▶ **Objective**
Of the lines listed below, how many contain the string "арматура"? Answer with the number alone.

(Data entries)
════════════════════

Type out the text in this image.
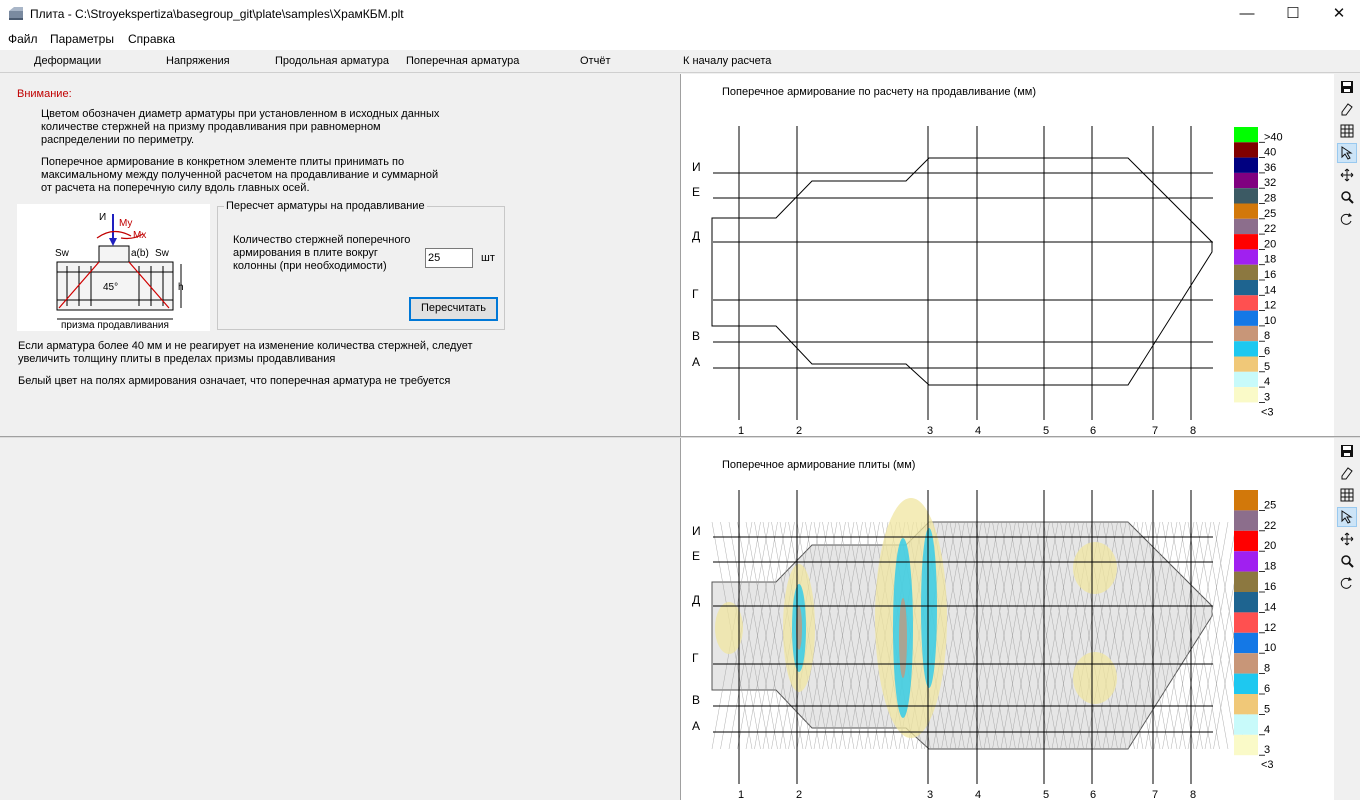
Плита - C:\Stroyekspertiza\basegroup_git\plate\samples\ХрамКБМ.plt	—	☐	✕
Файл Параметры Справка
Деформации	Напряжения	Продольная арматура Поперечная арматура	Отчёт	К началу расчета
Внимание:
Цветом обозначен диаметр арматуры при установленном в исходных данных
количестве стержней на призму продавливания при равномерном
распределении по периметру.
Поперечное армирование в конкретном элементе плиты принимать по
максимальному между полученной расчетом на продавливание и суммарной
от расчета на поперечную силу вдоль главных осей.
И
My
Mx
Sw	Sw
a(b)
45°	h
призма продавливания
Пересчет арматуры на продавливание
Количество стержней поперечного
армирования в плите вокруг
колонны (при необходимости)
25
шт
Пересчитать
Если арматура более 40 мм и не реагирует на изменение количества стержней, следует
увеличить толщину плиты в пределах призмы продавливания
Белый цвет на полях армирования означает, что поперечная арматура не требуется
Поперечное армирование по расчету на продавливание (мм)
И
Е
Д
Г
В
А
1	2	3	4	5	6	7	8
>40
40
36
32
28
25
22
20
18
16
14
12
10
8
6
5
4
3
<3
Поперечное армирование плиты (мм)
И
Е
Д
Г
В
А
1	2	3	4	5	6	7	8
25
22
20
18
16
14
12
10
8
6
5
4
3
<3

════════════════════

▶ **Exercise answer**
3